Exercise requirements:
In the entries below, find the lines with the word "intervals" and copy them.

The input:
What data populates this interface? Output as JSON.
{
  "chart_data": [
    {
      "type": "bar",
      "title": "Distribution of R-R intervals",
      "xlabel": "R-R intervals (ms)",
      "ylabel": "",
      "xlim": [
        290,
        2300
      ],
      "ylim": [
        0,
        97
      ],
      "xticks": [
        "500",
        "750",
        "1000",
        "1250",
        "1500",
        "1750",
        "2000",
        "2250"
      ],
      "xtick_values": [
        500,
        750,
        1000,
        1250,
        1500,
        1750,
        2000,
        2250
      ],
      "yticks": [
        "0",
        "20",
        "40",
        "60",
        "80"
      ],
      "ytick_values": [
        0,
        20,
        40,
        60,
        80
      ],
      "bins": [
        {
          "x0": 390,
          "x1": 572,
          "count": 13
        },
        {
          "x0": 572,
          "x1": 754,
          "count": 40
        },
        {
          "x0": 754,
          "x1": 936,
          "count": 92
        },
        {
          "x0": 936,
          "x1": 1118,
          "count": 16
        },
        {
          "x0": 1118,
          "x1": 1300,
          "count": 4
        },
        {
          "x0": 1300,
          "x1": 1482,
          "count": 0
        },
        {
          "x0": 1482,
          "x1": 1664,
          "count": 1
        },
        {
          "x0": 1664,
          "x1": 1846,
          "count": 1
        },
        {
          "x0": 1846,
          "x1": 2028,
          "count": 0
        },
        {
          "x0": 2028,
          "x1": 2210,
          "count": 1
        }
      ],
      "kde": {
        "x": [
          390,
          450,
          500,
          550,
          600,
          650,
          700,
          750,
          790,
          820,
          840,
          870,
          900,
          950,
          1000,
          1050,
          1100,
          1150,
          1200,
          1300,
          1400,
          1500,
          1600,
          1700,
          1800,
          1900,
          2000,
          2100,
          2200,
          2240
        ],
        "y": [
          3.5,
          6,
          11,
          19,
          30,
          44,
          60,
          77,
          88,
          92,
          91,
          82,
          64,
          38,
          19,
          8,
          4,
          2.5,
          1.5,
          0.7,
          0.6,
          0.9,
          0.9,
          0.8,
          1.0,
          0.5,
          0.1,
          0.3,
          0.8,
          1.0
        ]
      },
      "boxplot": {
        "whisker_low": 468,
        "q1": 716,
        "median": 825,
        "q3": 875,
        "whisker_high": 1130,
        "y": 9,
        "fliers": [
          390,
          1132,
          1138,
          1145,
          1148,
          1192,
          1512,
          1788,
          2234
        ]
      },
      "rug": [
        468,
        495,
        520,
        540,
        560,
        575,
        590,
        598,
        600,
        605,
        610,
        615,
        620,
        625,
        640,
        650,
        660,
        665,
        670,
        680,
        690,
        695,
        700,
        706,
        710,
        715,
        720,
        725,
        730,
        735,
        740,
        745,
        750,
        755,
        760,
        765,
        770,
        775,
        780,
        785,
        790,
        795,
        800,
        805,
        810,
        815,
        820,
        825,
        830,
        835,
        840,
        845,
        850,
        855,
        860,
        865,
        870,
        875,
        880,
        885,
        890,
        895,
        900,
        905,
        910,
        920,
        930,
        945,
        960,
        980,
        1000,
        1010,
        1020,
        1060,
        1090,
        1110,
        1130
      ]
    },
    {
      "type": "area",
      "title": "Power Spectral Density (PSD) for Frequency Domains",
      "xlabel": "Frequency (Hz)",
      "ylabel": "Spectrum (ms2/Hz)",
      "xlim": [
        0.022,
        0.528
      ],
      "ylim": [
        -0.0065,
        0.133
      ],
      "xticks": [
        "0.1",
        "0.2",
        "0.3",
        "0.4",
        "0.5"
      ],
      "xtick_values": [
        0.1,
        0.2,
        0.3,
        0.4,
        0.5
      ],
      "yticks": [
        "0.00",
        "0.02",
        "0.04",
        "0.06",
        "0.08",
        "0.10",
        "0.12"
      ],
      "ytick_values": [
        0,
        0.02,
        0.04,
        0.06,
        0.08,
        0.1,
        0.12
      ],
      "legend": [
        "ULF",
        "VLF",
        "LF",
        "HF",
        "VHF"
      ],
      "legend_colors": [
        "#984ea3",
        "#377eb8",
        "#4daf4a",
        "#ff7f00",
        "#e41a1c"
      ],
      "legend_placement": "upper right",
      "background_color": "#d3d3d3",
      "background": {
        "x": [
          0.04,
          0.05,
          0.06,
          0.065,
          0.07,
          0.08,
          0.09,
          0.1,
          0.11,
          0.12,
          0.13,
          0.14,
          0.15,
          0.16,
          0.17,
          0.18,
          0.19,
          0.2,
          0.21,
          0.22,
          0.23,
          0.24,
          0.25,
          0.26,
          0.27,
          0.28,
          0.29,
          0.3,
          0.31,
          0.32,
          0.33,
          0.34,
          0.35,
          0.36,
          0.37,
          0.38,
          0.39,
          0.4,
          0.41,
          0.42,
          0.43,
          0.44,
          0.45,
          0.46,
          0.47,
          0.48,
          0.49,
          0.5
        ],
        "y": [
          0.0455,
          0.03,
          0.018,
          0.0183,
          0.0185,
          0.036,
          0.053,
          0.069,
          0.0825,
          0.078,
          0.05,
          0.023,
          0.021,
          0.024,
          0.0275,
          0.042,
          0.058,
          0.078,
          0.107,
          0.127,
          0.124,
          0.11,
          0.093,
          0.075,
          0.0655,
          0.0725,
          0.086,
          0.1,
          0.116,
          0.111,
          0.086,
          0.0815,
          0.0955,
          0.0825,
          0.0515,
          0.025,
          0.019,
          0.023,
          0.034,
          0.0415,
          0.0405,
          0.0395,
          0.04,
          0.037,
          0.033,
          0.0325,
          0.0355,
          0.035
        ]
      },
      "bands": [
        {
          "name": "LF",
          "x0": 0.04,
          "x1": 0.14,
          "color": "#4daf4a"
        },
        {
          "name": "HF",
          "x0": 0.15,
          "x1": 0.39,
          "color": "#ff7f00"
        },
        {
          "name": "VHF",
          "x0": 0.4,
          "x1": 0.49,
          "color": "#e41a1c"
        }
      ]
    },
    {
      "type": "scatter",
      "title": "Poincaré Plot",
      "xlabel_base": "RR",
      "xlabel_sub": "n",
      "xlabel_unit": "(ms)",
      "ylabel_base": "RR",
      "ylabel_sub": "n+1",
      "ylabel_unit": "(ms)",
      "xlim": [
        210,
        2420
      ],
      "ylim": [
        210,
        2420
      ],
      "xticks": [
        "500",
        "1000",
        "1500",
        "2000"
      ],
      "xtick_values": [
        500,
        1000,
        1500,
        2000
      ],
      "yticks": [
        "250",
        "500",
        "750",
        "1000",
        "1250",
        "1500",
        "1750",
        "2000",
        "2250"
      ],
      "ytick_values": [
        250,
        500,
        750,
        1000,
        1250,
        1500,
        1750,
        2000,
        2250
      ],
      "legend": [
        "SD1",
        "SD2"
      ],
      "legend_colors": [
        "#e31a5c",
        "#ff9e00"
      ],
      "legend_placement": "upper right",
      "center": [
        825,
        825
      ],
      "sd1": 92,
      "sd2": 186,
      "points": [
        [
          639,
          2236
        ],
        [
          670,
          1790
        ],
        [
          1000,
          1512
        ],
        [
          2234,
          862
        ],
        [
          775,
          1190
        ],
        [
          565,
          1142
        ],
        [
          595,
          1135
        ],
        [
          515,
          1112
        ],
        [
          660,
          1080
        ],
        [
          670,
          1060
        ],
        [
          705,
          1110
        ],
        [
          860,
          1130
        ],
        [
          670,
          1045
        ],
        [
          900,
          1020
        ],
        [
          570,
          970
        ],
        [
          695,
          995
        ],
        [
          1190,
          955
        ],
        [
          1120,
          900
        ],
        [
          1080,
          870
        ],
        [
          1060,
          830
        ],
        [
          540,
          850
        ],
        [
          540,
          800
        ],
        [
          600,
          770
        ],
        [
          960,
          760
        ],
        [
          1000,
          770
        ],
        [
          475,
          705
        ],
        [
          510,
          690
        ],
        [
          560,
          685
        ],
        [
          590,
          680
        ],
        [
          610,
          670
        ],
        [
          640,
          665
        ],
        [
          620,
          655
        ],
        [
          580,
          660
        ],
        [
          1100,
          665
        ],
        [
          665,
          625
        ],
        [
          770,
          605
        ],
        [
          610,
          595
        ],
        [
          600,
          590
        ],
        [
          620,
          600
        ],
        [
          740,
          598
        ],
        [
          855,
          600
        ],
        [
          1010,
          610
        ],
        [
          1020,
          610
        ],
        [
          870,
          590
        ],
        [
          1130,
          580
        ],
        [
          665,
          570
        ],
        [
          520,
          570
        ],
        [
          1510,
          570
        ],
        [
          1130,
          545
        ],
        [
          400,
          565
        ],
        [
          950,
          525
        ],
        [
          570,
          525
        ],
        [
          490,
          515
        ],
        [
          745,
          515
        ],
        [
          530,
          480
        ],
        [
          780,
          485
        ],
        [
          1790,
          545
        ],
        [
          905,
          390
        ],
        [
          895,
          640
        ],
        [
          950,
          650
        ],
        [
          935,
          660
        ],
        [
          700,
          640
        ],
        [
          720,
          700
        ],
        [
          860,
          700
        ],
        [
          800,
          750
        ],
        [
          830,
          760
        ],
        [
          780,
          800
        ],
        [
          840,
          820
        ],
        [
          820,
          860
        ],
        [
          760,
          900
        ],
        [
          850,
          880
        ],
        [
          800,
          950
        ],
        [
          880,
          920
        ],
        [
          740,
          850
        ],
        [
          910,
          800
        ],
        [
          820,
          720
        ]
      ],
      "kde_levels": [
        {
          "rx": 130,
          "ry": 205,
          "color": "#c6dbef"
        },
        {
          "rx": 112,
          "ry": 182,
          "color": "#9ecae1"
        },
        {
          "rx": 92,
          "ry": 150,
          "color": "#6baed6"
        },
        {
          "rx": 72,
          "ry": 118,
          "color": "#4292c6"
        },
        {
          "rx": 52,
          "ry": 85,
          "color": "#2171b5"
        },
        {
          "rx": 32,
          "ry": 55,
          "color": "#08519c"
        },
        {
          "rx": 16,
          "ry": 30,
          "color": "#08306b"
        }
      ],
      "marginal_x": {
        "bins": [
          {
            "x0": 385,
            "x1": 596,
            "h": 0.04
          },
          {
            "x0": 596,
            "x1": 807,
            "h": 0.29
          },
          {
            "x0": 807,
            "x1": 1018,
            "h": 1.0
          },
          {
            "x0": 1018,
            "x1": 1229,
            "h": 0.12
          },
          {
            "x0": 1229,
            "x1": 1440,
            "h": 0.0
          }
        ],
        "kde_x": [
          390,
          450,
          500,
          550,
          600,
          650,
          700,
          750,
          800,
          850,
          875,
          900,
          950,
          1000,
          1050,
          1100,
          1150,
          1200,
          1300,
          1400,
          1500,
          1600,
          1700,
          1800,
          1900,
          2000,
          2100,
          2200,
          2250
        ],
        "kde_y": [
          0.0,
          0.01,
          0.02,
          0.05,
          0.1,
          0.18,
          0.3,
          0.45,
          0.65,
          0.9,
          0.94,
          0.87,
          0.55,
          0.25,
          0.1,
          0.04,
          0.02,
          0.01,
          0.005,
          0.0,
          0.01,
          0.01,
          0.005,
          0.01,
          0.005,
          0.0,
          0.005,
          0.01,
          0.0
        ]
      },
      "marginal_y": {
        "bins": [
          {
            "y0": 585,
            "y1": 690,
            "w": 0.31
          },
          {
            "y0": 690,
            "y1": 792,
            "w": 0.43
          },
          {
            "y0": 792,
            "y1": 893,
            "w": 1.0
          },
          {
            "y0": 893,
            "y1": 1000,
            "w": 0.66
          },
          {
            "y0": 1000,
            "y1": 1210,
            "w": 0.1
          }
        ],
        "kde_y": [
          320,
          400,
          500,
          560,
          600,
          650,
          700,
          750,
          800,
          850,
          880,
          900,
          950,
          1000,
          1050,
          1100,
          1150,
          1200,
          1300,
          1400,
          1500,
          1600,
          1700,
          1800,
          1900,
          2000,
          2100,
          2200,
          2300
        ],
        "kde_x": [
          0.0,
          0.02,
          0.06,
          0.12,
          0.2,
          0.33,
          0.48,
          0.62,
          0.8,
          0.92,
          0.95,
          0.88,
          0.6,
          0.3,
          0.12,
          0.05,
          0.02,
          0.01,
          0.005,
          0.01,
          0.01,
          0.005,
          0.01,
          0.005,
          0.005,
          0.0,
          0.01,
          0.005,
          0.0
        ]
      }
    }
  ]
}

Answer to the task:
      "title": "Distribution of R-R intervals",
      "xlabel": "R-R intervals (ms)",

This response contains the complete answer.